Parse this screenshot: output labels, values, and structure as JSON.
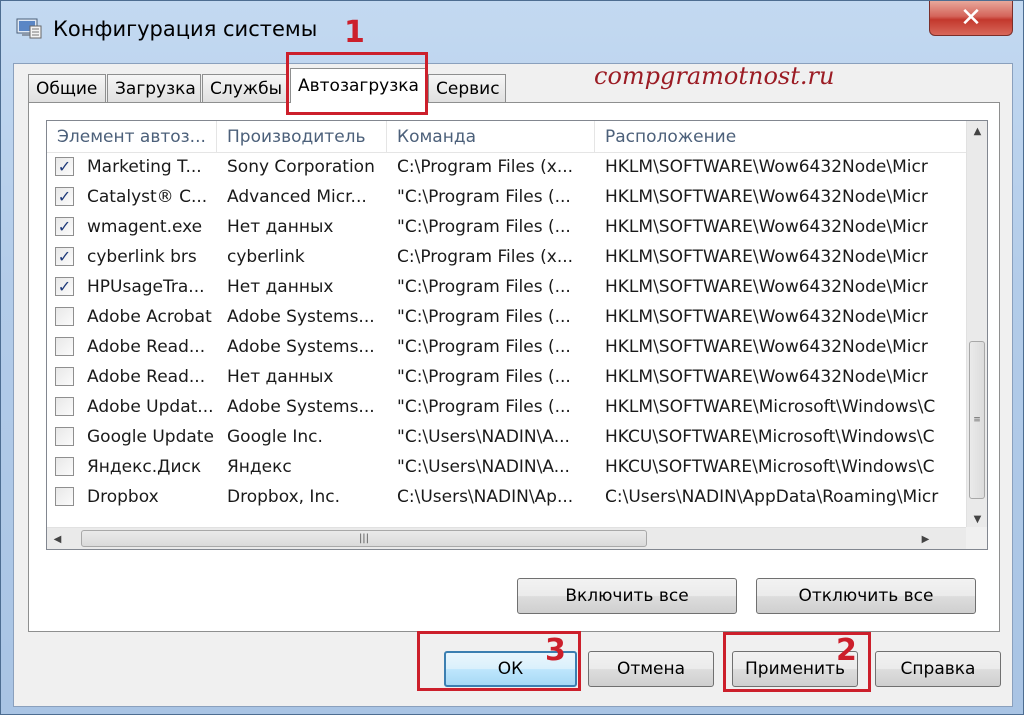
{
  "window": {
    "title": "Конфигурация системы",
    "close_glyph": "✕"
  },
  "tabs": [
    {
      "label": "Общие"
    },
    {
      "label": "Загрузка"
    },
    {
      "label": "Службы"
    },
    {
      "label": "Автозагрузка",
      "active": true
    },
    {
      "label": "Сервис"
    }
  ],
  "watermark": "compgramotnost.ru",
  "table": {
    "columns": [
      "Элемент автоз...",
      "Производитель",
      "Команда",
      "Расположение"
    ],
    "rows": [
      {
        "checked": true,
        "name": "Marketing T...",
        "maker": "Sony Corporation",
        "command": "C:\\Program Files (x...",
        "location": "HKLM\\SOFTWARE\\Wow6432Node\\Micr"
      },
      {
        "checked": true,
        "name": "Catalyst® C...",
        "maker": "Advanced Micr...",
        "command": "\"C:\\Program Files (...",
        "location": "HKLM\\SOFTWARE\\Wow6432Node\\Micr"
      },
      {
        "checked": true,
        "name": "wmagent.exe",
        "maker": "Нет данных",
        "command": "\"C:\\Program Files (...",
        "location": "HKLM\\SOFTWARE\\Wow6432Node\\Micr"
      },
      {
        "checked": true,
        "name": "cyberlink brs",
        "maker": "cyberlink",
        "command": "C:\\Program Files (x...",
        "location": "HKLM\\SOFTWARE\\Wow6432Node\\Micr"
      },
      {
        "checked": true,
        "name": "HPUsageTra...",
        "maker": "Нет данных",
        "command": "\"C:\\Program Files (...",
        "location": "HKLM\\SOFTWARE\\Wow6432Node\\Micr"
      },
      {
        "checked": false,
        "name": "Adobe Acrobat",
        "maker": "Adobe Systems...",
        "command": "\"C:\\Program Files (...",
        "location": "HKLM\\SOFTWARE\\Wow6432Node\\Micr"
      },
      {
        "checked": false,
        "name": "Adobe Read...",
        "maker": "Adobe Systems...",
        "command": "\"C:\\Program Files (...",
        "location": "HKLM\\SOFTWARE\\Wow6432Node\\Micr"
      },
      {
        "checked": false,
        "name": "Adobe Read...",
        "maker": "Нет данных",
        "command": "\"C:\\Program Files (...",
        "location": "HKLM\\SOFTWARE\\Wow6432Node\\Micr"
      },
      {
        "checked": false,
        "name": "Adobe Updat...",
        "maker": "Adobe Systems...",
        "command": "\"C:\\Program Files (...",
        "location": "HKLM\\SOFTWARE\\Microsoft\\Windows\\C"
      },
      {
        "checked": false,
        "name": "Google Update",
        "maker": "Google Inc.",
        "command": "\"C:\\Users\\NADIN\\A...",
        "location": "HKCU\\SOFTWARE\\Microsoft\\Windows\\C"
      },
      {
        "checked": false,
        "name": "Яндекс.Диск",
        "maker": "Яндекс",
        "command": "\"C:\\Users\\NADIN\\A...",
        "location": "HKCU\\SOFTWARE\\Microsoft\\Windows\\C"
      },
      {
        "checked": false,
        "name": "Dropbox",
        "maker": "Dropbox, Inc.",
        "command": "C:\\Users\\NADIN\\Ap...",
        "location": "C:\\Users\\NADIN\\AppData\\Roaming\\Micr"
      }
    ]
  },
  "buttons": {
    "enable_all": "Включить все",
    "disable_all": "Отключить все",
    "ok": "ОК",
    "cancel": "Отмена",
    "apply": "Применить",
    "help": "Справка"
  },
  "annotations": {
    "n1": "1",
    "n2": "2",
    "n3": "3",
    "color": "#cc1f2b"
  }
}
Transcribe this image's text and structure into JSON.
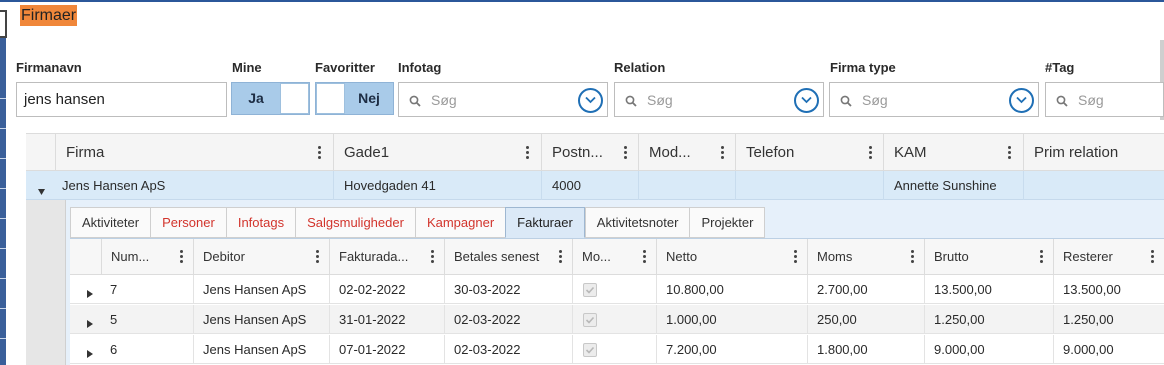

——————

▸ **Exercise prompt**: Which lines hold the word "this"? Show each one.

▸ **Worked answer**:
Parse this screenshot: output labels, values, and structure as JSON.
Transcribe this image's text and structure into JSON.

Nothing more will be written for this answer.